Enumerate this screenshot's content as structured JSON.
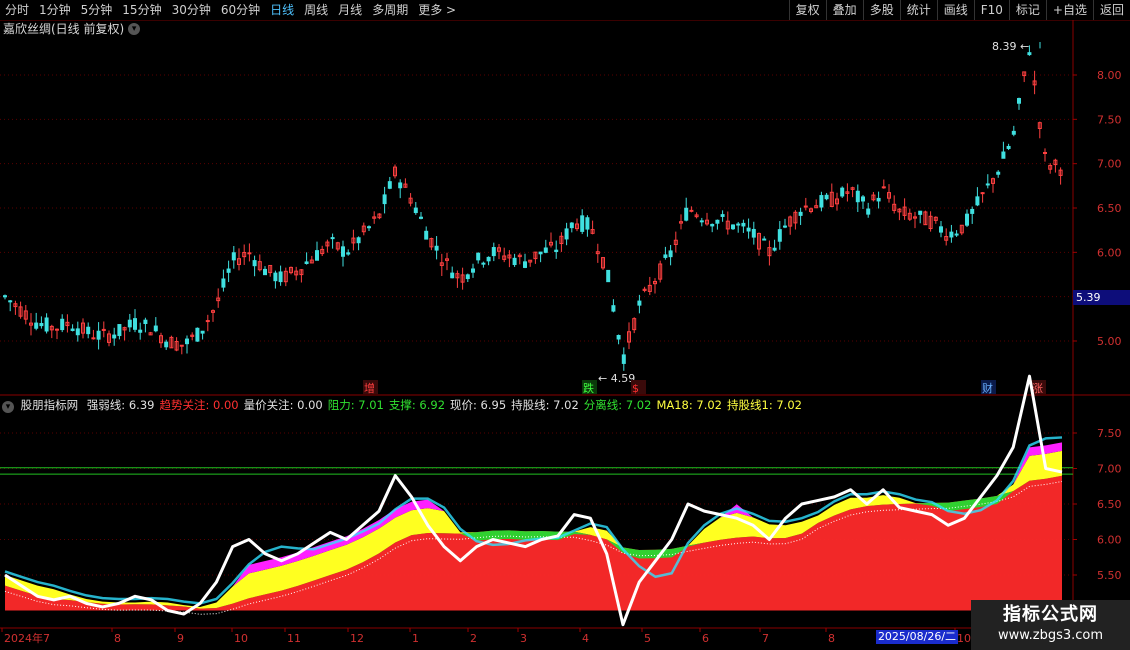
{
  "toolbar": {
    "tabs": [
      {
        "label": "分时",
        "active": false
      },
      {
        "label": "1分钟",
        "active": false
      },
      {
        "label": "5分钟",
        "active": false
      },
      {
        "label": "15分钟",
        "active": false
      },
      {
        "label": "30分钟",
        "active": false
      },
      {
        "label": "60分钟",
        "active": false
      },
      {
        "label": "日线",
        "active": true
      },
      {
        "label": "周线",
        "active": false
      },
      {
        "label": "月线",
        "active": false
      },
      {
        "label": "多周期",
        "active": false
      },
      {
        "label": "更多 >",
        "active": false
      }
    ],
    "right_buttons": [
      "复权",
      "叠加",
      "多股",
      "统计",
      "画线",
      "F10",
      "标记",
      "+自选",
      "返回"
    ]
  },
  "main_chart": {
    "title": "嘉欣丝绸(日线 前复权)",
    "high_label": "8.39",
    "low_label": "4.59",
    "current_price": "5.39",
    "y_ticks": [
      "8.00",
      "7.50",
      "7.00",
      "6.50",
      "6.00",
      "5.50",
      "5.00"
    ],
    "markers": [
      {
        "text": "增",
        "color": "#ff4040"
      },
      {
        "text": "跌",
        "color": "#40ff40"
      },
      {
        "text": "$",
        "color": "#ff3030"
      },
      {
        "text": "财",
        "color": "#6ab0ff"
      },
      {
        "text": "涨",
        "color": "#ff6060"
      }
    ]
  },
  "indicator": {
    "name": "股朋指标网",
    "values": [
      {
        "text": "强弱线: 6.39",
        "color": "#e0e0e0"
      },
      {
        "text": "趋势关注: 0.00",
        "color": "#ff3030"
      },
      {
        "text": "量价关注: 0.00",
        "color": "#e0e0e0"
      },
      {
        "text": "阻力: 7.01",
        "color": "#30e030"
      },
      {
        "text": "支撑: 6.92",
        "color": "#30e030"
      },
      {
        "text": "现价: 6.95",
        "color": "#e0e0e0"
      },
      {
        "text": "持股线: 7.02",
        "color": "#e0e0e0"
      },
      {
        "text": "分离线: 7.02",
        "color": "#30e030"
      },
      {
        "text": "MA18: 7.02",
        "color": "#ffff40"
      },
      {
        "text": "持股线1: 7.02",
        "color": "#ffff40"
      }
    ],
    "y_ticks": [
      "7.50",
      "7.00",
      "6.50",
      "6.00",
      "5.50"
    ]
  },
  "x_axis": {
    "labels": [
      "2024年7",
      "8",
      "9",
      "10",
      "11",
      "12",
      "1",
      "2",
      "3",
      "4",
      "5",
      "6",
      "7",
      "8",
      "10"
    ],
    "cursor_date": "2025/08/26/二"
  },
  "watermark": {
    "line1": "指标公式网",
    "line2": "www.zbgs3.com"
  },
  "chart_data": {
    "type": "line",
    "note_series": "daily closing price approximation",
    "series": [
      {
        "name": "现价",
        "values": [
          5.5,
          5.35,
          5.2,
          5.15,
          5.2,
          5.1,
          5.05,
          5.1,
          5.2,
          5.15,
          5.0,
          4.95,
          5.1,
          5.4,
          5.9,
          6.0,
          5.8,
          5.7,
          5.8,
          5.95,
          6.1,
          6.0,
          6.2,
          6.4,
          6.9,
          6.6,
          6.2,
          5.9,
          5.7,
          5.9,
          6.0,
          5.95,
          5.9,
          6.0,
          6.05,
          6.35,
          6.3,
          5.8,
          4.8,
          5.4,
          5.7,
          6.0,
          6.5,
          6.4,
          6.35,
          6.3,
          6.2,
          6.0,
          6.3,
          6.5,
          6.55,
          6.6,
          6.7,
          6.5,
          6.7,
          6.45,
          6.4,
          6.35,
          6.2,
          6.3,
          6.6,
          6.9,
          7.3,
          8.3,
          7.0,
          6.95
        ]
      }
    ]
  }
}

...

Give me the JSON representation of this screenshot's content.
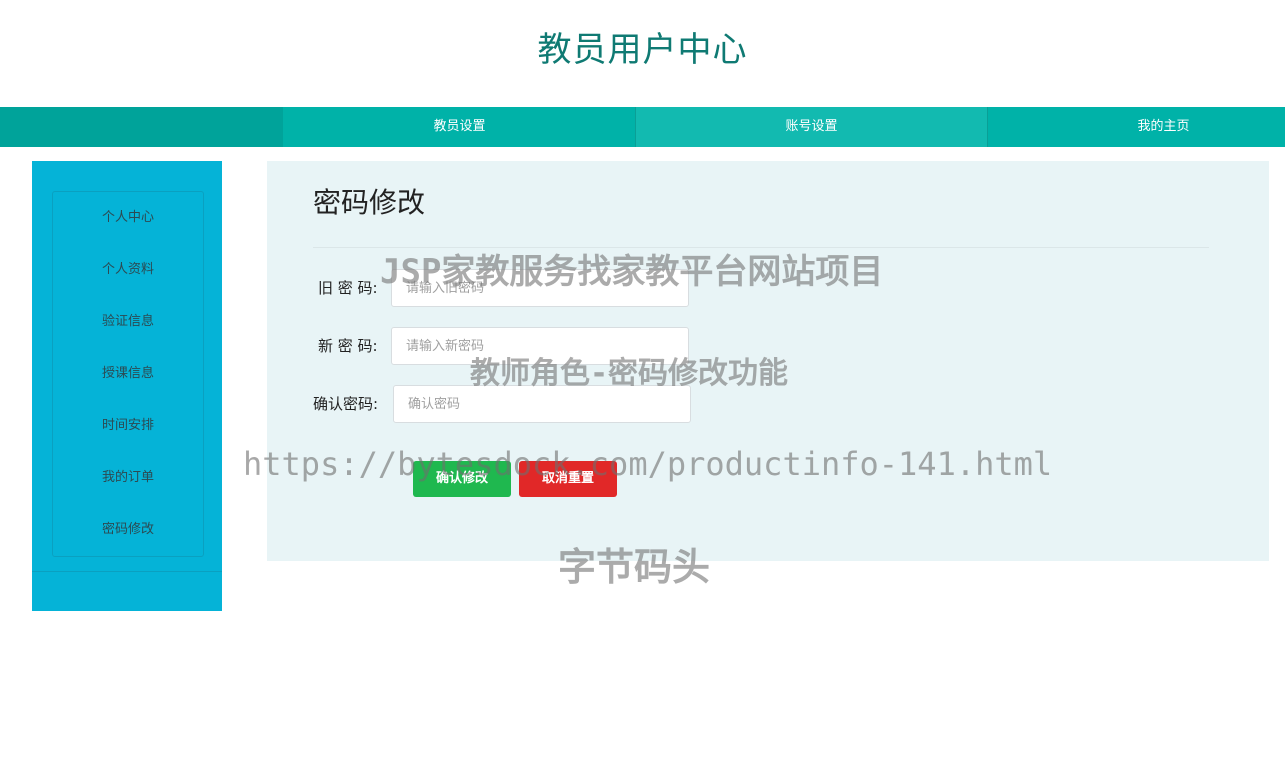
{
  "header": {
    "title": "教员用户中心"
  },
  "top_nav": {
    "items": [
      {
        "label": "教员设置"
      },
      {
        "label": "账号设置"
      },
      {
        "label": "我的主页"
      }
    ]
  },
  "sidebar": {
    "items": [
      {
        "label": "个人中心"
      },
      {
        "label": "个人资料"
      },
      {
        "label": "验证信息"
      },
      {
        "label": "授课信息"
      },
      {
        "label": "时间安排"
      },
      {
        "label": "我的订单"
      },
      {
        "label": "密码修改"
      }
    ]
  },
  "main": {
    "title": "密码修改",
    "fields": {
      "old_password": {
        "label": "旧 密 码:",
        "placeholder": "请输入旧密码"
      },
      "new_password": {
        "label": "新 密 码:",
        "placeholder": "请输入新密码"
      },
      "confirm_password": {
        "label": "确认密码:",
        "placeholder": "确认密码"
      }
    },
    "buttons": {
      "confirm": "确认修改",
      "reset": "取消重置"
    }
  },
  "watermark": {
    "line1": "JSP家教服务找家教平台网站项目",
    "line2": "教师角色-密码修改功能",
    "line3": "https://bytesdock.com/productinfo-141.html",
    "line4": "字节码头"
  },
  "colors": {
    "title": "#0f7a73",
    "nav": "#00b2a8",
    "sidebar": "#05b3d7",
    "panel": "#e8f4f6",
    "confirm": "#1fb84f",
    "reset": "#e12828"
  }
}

**WHAT IS BEING ASKED**
A line counts if it holds the word "this". Work out how many lines in the listing count, and give only that number.

**EXERCISE OUTPUT**
2